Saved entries
::::
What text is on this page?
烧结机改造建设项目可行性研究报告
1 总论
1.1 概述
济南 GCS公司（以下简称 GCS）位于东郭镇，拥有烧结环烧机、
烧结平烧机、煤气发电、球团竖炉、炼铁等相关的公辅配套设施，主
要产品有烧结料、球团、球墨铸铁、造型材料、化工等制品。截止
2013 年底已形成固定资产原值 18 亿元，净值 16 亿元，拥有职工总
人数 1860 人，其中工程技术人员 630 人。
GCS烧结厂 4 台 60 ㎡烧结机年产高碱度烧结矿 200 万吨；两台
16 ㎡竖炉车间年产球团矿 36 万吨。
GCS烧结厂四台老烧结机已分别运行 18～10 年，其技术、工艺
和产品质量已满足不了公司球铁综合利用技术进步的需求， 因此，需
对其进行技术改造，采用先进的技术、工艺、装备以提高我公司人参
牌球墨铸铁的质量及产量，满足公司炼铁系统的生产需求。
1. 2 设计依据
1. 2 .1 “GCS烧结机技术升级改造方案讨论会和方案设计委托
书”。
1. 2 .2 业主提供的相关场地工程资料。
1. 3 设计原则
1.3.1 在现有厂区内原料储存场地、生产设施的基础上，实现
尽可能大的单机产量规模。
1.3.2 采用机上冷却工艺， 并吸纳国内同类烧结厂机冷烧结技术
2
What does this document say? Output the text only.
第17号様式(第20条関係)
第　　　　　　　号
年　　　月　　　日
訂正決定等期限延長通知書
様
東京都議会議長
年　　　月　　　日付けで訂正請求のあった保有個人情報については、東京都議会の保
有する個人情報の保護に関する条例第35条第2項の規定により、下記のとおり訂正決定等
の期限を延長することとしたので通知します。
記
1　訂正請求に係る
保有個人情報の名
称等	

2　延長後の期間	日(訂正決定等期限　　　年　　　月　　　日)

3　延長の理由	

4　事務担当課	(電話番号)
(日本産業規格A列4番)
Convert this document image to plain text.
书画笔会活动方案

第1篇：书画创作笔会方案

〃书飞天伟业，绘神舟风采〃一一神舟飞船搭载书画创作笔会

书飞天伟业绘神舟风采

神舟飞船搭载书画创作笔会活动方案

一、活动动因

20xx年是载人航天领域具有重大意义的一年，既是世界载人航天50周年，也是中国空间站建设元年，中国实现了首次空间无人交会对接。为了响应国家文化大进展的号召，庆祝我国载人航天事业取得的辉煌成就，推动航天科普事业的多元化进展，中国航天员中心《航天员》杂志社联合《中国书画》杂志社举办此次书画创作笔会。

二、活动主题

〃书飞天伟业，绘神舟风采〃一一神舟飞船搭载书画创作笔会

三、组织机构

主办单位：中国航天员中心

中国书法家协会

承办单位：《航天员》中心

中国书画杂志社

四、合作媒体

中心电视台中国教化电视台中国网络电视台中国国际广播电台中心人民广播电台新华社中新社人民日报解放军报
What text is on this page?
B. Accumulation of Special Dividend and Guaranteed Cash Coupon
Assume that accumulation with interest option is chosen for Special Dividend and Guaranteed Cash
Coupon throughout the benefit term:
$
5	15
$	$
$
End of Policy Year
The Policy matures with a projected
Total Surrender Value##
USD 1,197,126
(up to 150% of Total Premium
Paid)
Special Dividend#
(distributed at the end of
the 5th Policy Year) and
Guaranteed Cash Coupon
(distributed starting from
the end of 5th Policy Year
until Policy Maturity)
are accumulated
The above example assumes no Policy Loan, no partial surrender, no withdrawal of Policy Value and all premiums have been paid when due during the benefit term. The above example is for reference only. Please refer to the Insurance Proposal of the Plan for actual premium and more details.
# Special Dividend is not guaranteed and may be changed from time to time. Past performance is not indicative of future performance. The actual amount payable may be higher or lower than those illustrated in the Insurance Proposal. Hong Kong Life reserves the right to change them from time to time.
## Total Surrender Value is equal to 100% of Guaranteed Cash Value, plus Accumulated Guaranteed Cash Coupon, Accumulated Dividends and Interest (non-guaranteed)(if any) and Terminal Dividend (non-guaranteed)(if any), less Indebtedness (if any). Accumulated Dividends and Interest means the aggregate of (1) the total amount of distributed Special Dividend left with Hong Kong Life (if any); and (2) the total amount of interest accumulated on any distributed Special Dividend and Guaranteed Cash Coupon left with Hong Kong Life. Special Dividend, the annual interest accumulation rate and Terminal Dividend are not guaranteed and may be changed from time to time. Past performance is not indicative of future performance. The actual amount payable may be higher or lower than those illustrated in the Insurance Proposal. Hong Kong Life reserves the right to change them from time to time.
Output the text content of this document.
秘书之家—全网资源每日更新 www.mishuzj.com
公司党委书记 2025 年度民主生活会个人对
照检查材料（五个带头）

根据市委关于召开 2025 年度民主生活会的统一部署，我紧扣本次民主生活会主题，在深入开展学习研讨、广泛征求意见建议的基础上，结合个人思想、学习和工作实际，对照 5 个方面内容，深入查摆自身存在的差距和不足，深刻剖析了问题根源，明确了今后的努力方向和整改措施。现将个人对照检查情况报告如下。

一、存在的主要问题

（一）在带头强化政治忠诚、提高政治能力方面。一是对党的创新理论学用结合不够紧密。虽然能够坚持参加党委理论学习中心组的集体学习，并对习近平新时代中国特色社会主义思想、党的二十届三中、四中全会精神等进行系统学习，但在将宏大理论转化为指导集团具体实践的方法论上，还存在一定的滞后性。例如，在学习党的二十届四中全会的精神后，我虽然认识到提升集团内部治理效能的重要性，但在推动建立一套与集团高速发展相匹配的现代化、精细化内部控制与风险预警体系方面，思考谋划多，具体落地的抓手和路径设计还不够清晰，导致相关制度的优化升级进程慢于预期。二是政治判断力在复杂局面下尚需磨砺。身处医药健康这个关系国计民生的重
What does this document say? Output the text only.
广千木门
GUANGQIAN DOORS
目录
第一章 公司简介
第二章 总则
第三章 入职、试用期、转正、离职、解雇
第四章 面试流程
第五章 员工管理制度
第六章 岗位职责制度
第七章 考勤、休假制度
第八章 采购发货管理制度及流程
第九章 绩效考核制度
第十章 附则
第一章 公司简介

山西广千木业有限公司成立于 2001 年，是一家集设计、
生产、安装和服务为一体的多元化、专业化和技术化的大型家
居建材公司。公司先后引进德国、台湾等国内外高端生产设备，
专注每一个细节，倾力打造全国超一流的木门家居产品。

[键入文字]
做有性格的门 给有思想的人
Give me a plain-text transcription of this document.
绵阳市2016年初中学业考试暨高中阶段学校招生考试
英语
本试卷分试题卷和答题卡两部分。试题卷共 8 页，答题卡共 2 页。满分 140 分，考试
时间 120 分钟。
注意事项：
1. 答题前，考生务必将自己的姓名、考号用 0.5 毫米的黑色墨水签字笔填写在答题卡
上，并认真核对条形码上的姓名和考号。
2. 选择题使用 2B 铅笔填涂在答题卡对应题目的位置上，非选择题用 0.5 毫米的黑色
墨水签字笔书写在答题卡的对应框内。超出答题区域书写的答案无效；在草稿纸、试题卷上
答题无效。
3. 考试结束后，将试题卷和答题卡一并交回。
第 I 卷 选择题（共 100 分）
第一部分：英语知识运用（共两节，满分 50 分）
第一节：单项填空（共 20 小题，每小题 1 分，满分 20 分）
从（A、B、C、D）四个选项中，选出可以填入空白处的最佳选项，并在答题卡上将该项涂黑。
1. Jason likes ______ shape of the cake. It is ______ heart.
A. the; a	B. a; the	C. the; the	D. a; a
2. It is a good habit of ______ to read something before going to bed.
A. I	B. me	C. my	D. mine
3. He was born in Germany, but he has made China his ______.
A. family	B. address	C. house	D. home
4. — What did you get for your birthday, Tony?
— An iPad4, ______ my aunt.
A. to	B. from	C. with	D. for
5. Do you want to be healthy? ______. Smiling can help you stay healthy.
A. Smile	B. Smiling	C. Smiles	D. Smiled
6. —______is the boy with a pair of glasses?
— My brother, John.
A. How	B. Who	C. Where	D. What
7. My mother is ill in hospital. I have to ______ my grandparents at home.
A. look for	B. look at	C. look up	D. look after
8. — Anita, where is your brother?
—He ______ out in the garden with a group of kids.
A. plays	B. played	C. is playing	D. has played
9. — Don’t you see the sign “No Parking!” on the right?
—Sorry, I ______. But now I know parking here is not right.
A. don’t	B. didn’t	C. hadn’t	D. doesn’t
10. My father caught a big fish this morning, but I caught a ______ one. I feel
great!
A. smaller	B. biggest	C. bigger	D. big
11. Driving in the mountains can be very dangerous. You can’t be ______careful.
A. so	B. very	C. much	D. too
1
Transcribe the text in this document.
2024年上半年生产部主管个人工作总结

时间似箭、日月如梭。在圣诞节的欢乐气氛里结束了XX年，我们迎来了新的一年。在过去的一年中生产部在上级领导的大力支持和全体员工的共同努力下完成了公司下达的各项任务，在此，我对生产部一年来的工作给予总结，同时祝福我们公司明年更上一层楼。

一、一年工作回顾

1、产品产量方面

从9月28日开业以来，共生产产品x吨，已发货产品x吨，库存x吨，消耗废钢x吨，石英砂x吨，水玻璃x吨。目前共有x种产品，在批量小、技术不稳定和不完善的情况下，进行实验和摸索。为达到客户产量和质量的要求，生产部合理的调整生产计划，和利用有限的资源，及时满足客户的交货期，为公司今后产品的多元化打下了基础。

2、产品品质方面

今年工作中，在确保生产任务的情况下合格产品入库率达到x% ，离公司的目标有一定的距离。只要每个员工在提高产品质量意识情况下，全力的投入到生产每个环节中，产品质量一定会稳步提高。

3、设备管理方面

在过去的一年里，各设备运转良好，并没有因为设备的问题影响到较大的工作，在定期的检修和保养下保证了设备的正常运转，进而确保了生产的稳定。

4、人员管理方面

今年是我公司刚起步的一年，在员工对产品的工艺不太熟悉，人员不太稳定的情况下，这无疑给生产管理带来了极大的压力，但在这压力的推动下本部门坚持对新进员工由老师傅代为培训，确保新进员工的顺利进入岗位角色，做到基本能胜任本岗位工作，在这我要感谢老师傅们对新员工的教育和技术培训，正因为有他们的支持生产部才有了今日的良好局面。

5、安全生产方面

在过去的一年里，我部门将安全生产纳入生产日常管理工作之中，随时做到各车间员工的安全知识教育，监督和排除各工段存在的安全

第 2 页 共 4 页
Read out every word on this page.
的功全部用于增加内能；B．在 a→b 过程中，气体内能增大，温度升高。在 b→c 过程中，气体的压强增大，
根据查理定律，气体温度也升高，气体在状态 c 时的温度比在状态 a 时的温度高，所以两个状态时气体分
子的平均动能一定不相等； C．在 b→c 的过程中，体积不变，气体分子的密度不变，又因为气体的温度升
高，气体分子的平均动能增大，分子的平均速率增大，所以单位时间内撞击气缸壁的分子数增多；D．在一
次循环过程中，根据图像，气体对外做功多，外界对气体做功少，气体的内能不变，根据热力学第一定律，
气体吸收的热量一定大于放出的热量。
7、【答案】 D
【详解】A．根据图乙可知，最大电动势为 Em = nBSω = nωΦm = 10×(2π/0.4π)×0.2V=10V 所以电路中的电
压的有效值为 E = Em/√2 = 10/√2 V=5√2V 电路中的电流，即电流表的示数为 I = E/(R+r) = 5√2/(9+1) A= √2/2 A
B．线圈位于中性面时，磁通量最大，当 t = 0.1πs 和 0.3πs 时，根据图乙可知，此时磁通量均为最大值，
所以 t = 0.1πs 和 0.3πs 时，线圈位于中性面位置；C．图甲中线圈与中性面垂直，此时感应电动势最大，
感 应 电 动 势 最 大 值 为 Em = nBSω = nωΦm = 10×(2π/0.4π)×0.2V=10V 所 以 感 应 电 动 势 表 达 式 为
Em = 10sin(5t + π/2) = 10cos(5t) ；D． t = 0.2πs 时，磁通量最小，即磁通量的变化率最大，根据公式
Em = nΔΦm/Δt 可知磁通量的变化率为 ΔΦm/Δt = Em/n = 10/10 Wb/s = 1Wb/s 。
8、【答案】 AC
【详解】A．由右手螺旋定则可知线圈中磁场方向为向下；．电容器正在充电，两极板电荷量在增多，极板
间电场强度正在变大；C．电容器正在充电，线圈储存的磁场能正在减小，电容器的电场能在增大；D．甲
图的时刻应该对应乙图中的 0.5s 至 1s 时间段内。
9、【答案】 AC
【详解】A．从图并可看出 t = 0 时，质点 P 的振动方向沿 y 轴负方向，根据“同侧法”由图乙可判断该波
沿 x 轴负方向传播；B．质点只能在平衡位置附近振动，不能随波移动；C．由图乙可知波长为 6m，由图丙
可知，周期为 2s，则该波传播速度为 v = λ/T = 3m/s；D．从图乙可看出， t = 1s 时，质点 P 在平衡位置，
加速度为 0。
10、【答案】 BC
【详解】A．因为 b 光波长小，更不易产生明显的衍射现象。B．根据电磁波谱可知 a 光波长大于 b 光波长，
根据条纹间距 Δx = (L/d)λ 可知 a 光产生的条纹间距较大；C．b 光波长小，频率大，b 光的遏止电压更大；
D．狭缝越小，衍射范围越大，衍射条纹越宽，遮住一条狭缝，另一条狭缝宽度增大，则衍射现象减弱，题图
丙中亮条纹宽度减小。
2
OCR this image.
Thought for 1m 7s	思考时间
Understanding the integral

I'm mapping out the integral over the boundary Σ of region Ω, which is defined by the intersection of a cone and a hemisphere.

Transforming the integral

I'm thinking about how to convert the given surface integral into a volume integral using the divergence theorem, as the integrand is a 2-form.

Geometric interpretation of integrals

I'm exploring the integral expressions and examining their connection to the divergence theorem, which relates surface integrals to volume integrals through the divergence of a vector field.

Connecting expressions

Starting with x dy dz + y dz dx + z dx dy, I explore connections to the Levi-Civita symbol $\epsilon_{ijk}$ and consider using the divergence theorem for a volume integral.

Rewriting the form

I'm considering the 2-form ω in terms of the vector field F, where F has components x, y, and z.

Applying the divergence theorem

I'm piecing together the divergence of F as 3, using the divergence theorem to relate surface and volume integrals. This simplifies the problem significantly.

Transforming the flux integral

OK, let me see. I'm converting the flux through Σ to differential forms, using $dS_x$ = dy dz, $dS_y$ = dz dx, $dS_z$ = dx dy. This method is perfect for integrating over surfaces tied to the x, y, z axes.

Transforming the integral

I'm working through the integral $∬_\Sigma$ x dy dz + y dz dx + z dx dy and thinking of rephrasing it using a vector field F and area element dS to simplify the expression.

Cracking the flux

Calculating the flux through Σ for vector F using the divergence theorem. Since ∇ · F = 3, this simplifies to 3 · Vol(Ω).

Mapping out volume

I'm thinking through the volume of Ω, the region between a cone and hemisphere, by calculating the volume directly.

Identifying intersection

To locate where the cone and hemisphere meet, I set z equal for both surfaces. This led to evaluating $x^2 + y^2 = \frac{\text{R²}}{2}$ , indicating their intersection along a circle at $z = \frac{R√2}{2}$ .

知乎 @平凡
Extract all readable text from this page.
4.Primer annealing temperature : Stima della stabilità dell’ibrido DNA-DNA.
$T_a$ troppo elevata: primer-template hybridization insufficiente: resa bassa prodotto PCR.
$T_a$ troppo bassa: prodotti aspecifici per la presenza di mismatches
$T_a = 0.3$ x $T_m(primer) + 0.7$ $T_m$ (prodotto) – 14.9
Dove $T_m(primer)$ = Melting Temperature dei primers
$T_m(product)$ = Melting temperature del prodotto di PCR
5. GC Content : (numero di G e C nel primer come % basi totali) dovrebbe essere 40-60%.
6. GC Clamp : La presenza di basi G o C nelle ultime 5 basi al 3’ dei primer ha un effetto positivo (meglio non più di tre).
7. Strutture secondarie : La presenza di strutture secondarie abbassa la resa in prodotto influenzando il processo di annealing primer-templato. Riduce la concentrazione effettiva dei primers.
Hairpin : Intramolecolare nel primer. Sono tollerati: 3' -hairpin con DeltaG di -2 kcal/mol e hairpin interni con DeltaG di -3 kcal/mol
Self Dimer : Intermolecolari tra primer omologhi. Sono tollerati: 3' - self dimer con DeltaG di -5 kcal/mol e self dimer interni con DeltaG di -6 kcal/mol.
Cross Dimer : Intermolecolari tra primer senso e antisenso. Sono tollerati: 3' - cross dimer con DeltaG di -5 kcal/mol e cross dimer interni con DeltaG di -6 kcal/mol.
::::
- **Challenge**
Write out every line of the preceding listing that contains "benefit".

- **Complete output**
Coupon throughout the benefit term:
The above example assumes no Policy Loan, no partial surrender, no withdrawal of Policy Value and all premiums have been paid when due during the benefit term. The above example is for reference only. Please refer to the Insurance Proposal of the Plan for actual premium and more details.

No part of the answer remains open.